The problem:
List each line in which the string "features" appears.

[Data items]
::::::::
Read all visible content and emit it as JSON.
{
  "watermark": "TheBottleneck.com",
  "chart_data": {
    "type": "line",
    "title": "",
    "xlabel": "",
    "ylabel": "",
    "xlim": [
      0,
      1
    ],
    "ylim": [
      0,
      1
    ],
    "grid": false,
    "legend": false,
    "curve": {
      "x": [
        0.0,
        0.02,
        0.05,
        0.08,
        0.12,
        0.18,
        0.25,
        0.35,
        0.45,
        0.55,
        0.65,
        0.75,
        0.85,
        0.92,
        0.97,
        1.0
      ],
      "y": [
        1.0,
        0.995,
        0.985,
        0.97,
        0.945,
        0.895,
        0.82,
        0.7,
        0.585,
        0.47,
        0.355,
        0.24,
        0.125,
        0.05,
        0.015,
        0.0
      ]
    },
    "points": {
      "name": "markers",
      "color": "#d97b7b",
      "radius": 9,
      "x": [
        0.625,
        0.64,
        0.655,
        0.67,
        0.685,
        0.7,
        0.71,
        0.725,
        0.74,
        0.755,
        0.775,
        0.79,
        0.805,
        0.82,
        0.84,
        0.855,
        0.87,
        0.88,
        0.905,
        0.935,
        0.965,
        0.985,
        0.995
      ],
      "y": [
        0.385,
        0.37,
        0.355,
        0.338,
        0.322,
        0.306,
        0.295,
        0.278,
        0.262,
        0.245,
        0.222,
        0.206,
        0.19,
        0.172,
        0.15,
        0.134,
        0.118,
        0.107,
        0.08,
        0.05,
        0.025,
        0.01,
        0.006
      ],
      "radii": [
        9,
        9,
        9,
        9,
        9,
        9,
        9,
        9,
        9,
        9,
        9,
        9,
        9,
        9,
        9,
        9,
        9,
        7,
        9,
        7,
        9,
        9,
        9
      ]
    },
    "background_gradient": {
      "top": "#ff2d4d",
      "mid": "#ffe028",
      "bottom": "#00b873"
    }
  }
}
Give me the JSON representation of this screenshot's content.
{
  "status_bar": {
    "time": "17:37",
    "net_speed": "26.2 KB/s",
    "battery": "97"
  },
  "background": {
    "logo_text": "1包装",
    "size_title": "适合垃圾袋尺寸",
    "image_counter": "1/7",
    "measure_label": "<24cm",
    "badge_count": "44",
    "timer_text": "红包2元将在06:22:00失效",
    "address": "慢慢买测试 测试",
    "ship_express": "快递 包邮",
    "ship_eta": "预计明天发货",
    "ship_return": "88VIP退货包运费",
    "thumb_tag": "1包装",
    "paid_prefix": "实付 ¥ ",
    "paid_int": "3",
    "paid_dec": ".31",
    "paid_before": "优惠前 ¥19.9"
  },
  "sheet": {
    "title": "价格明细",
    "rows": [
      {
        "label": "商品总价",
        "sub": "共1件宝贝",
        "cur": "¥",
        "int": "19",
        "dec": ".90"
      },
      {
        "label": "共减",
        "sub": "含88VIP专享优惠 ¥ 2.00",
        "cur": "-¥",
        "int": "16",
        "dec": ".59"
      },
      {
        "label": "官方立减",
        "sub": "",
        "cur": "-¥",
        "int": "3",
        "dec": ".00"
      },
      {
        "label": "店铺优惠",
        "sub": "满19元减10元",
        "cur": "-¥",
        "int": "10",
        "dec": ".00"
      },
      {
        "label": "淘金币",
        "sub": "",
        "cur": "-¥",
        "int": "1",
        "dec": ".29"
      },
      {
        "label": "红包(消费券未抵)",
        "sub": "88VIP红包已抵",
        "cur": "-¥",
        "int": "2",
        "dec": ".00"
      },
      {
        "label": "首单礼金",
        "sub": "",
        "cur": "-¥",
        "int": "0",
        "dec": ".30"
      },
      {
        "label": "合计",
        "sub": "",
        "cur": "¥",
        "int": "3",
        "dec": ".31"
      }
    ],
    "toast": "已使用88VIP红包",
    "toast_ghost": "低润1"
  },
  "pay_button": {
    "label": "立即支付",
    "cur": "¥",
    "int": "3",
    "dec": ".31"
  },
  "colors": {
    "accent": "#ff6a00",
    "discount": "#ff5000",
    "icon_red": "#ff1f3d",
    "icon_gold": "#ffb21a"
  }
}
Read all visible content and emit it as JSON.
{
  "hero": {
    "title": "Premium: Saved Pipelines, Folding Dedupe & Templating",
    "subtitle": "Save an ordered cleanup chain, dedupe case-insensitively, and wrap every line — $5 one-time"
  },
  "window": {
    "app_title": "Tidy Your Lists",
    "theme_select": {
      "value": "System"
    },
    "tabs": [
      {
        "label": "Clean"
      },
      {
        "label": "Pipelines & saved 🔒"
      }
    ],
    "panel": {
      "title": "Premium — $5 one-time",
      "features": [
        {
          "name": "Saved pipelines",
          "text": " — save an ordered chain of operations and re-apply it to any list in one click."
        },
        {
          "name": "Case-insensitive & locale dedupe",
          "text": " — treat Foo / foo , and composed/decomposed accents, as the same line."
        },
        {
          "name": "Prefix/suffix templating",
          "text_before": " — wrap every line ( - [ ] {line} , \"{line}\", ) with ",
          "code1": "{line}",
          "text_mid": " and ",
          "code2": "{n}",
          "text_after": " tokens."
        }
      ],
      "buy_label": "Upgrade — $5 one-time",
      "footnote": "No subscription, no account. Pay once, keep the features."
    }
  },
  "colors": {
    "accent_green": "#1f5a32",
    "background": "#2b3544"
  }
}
::::::::
Answer to this exercise:
      "features": [
      "footnote": "No subscription, no account. Pay once, keep the features."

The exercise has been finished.